SET TASK>
Copy each line below that includes "complejidad".

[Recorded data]
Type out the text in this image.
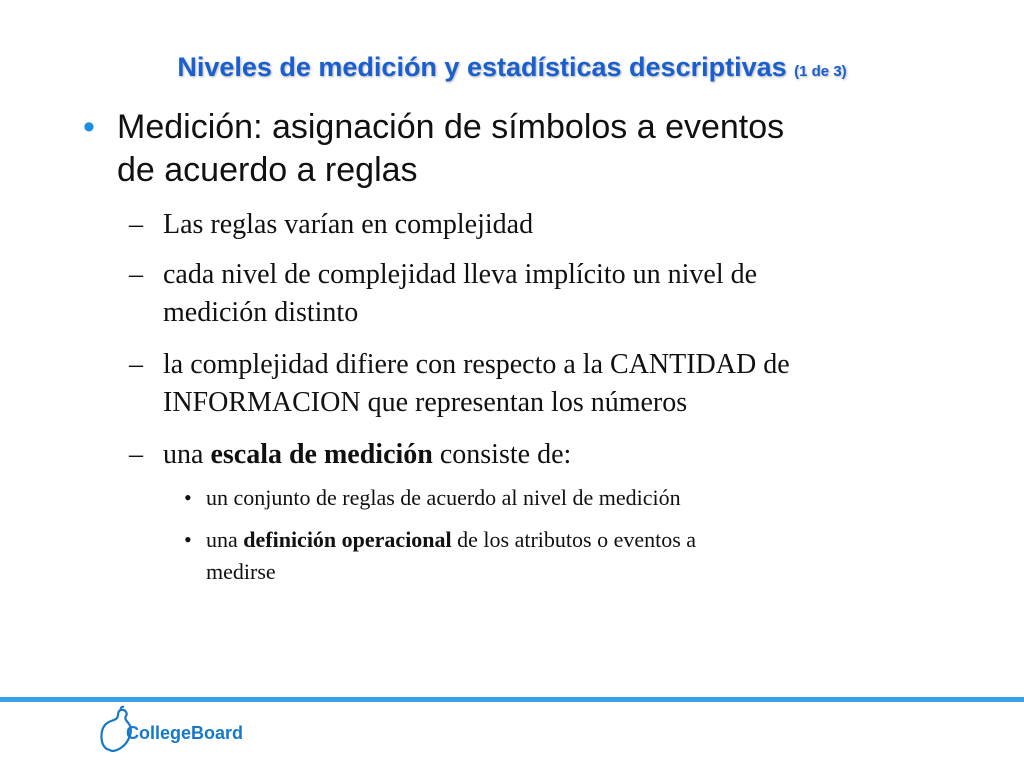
Niveles de medición y estadísticas descriptivas (1 de 3)
• Medición: asignación de símbolos a eventos
de acuerdo a reglas
– Las reglas varían en complejidad
– cada nivel de complejidad lleva implícito un nivel de
medición distinto
– la complejidad difiere con respecto a la CANTIDAD de
INFORMACION que representan los números
– una escala de medición consiste de:
• un conjunto de reglas de acuerdo al nivel de medición
• una definición operacional de los atributos o eventos a
medirse
CollegeBoard
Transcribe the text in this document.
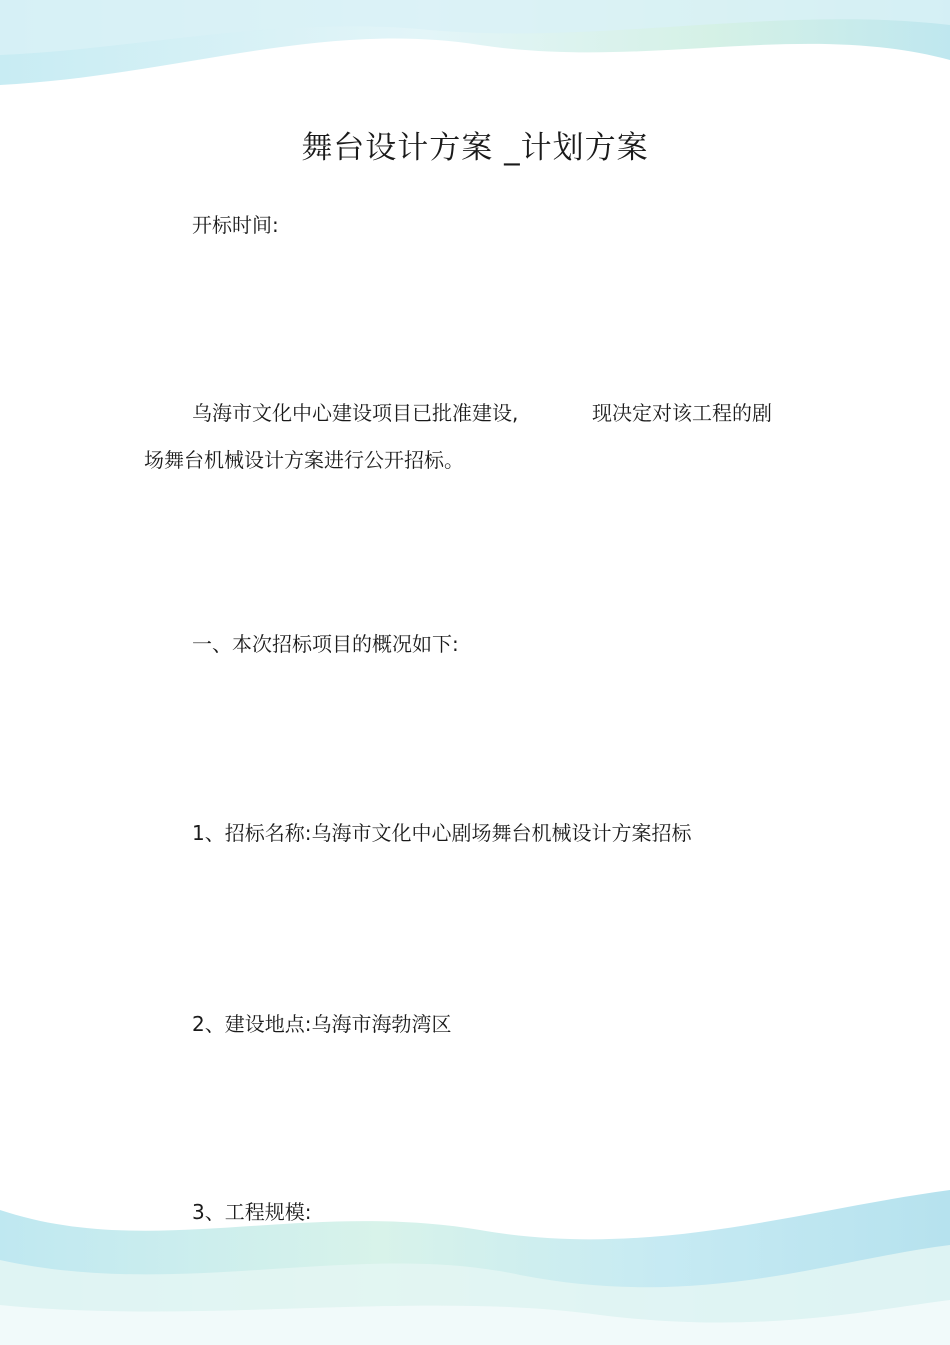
舞台设计方案 _计划方案
开标时间:
乌海市文化中心建设项目已批准建设,	现决定对该工程的剧
场舞台机械设计方案进行公开招标。
一、本次招标项目的概况如下:
1、招标名称:乌海市文化中心剧场舞台机械设计方案招标
2、建设地点:乌海市海勃湾区
3、工程规模:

OUTPUT OF THE TASK>
– Las reglas varían en complejidad
– cada nivel de complejidad lleva implícito un nivel de
– la complejidad difiere con respecto a la CANTIDAD de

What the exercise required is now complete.